Data records:
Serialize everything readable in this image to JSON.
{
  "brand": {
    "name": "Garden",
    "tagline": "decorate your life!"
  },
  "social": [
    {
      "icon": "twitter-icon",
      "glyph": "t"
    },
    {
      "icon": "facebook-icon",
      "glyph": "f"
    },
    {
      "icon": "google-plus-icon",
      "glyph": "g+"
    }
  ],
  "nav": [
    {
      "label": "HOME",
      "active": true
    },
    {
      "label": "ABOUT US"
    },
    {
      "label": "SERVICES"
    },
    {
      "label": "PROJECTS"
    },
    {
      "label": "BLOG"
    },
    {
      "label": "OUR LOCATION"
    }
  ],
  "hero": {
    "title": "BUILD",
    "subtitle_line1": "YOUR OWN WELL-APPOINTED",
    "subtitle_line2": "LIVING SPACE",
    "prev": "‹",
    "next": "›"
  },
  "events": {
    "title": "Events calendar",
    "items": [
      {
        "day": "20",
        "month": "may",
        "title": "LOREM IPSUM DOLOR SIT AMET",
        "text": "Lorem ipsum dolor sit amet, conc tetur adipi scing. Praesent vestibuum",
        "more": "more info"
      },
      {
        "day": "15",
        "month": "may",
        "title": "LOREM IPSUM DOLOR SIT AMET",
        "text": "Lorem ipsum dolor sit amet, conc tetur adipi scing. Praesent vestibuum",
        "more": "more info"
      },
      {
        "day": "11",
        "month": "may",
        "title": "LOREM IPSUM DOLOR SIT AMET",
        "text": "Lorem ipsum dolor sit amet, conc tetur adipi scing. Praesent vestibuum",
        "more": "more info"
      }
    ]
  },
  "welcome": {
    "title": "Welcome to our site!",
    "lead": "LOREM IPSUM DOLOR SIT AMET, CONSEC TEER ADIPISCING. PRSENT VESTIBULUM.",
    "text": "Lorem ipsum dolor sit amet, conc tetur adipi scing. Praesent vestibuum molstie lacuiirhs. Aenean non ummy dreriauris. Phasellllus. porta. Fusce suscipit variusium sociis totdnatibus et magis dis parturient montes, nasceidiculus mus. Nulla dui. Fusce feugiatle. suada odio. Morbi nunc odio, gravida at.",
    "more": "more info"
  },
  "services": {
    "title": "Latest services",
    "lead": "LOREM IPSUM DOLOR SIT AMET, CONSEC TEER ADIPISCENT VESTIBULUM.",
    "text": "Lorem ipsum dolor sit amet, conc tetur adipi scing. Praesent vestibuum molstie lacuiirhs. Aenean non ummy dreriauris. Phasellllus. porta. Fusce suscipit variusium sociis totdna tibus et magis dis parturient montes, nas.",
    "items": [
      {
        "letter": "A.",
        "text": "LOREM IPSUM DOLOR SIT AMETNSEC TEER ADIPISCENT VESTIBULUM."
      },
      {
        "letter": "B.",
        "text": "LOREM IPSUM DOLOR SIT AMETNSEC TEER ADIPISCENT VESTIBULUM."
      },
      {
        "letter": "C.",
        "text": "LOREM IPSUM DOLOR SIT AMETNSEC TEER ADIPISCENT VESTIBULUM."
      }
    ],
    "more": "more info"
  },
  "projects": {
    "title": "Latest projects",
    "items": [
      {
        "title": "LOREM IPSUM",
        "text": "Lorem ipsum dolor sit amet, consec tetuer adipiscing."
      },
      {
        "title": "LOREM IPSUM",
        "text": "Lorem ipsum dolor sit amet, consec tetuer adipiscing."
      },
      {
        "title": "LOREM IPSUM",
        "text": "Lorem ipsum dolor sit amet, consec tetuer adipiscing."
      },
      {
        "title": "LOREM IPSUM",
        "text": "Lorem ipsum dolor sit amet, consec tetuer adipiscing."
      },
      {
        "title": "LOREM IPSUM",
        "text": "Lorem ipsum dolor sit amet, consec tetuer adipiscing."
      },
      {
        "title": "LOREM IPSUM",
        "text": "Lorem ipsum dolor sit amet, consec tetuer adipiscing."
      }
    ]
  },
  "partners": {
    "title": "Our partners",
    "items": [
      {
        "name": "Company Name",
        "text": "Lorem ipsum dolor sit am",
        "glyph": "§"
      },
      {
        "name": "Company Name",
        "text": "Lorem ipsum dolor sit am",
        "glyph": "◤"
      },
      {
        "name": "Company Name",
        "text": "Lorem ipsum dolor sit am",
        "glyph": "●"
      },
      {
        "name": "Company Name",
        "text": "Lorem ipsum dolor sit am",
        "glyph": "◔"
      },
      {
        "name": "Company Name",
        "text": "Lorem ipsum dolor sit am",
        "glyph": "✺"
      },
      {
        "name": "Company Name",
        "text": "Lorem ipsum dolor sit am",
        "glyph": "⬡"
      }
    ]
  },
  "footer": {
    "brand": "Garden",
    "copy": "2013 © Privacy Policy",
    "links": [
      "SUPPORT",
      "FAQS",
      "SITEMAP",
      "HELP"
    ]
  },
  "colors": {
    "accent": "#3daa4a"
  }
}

§ **WORK REQUIRED**: Retype the material above, line by line, exactly.

§ **WORKED ANSWER**:
Serialize everything readable in this image to JSON.
{
  "brand": {
    "name": "Garden",
    "tagline": "decorate your life!"
  },
  "social": [
    {
      "icon": "twitter-icon",
      "glyph": "t"
    },
    {
      "icon": "facebook-icon",
      "glyph": "f"
    },
    {
      "icon": "google-plus-icon",
      "glyph": "g+"
    }
  ],
  "nav": [
    {
      "label": "HOME",
      "active": true
    },
    {
      "label": "ABOUT US"
    },
    {
      "label": "SERVICES"
    },
    {
      "label": "PROJECTS"
    },
    {
      "label": "BLOG"
    },
    {
      "label": "OUR LOCATION"
    }
  ],
  "hero": {
    "title": "BUILD",
    "subtitle_line1": "YOUR OWN WELL-APPOINTED",
    "subtitle_line2": "LIVING SPACE",
    "prev": "‹",
    "next": "›"
  },
  "events": {
    "title": "Events calendar",
    "items": [
      {
        "day": "20",
        "month": "may",
        "title": "LOREM IPSUM DOLOR SIT AMET",
        "text": "Lorem ipsum dolor sit amet, conc tetur adipi scing. Praesent vestibuum",
        "more": "more info"
      },
      {
        "day": "15",
        "month": "may",
        "title": "LOREM IPSUM DOLOR SIT AMET",
        "text": "Lorem ipsum dolor sit amet, conc tetur adipi scing. Praesent vestibuum",
        "more": "more info"
      },
      {
        "day": "11",
        "month": "may",
        "title": "LOREM IPSUM DOLOR SIT AMET",
        "text": "Lorem ipsum dolor sit amet, conc tetur adipi scing. Praesent vestibuum",
        "more": "more info"
      }
    ]
  },
  "welcome": {
    "title": "Welcome to our site!",
    "lead": "LOREM IPSUM DOLOR SIT AMET, CONSEC TEER ADIPISCING. PRSENT VESTIBULUM.",
    "text": "Lorem ipsum dolor sit amet, conc tetur adipi scing. Praesent vestibuum molstie lacuiirhs. Aenean non ummy dreriauris. Phasellllus. porta. Fusce suscipit variusium sociis totdnatibus et magis dis parturient montes, nasceidiculus mus. Nulla dui. Fusce feugiatle. suada odio. Morbi nunc odio, gravida at.",
    "more": "more info"
  },
  "services": {
    "title": "Latest services",
    "lead": "LOREM IPSUM DOLOR SIT AMET, CONSEC TEER ADIPISCENT VESTIBULUM.",
    "text": "Lorem ipsum dolor sit amet, conc tetur adipi scing. Praesent vestibuum molstie lacuiirhs. Aenean non ummy dreriauris. Phasellllus. porta. Fusce suscipit variusium sociis totdna tibus et magis dis parturient montes, nas.",
    "items": [
      {
        "letter": "A.",
        "text": "LOREM IPSUM DOLOR SIT AMETNSEC TEER ADIPISCENT VESTIBULUM."
      },
      {
        "letter": "B.",
        "text": "LOREM IPSUM DOLOR SIT AMETNSEC TEER ADIPISCENT VESTIBULUM."
      },
      {
        "letter": "C.",
        "text": "LOREM IPSUM DOLOR SIT AMETNSEC TEER ADIPISCENT VESTIBULUM."
      }
    ],
    "more": "more info"
  },
  "projects": {
    "title": "Latest projects",
    "items": [
      {
        "title": "LOREM IPSUM",
        "text": "Lorem ipsum dolor sit amet, consec tetuer adipiscing."
      },
      {
        "title": "LOREM IPSUM",
        "text": "Lorem ipsum dolor sit amet, consec tetuer adipiscing."
      },
      {
        "title": "LOREM IPSUM",
        "text": "Lorem ipsum dolor sit amet, consec tetuer adipiscing."
      },
      {
        "title": "LOREM IPSUM",
        "text": "Lorem ipsum dolor sit amet, consec tetuer adipiscing."
      },
      {
        "title": "LOREM IPSUM",
        "text": "Lorem ipsum dolor sit amet, consec tetuer adipiscing."
      },
      {
        "title": "LOREM IPSUM",
        "text": "Lorem ipsum dolor sit amet, consec tetuer adipiscing."
      }
    ]
  },
  "partners": {
    "title": "Our partners",
    "items": [
      {
        "name": "Company Name",
        "text": "Lorem ipsum dolor sit am",
        "glyph": "§"
      },
      {
        "name": "Company Name",
        "text": "Lorem ipsum dolor sit am",
        "glyph": "◤"
      },
      {
        "name": "Company Name",
        "text": "Lorem ipsum dolor sit am",
        "glyph": "●"
      },
      {
        "name": "Company Name",
        "text": "Lorem ipsum dolor sit am",
        "glyph": "◔"
      },
      {
        "name": "Company Name",
        "text": "Lorem ipsum dolor sit am",
        "glyph": "✺"
      },
      {
        "name": "Company Name",
        "text": "Lorem ipsum dolor sit am",
        "glyph": "⬡"
      }
    ]
  },
  "footer": {
    "brand": "Garden",
    "copy": "2013 © Privacy Policy",
    "links": [
      "SUPPORT",
      "FAQS",
      "SITEMAP",
      "HELP"
    ]
  },
  "colors": {
    "accent": "#3daa4a"
  }
}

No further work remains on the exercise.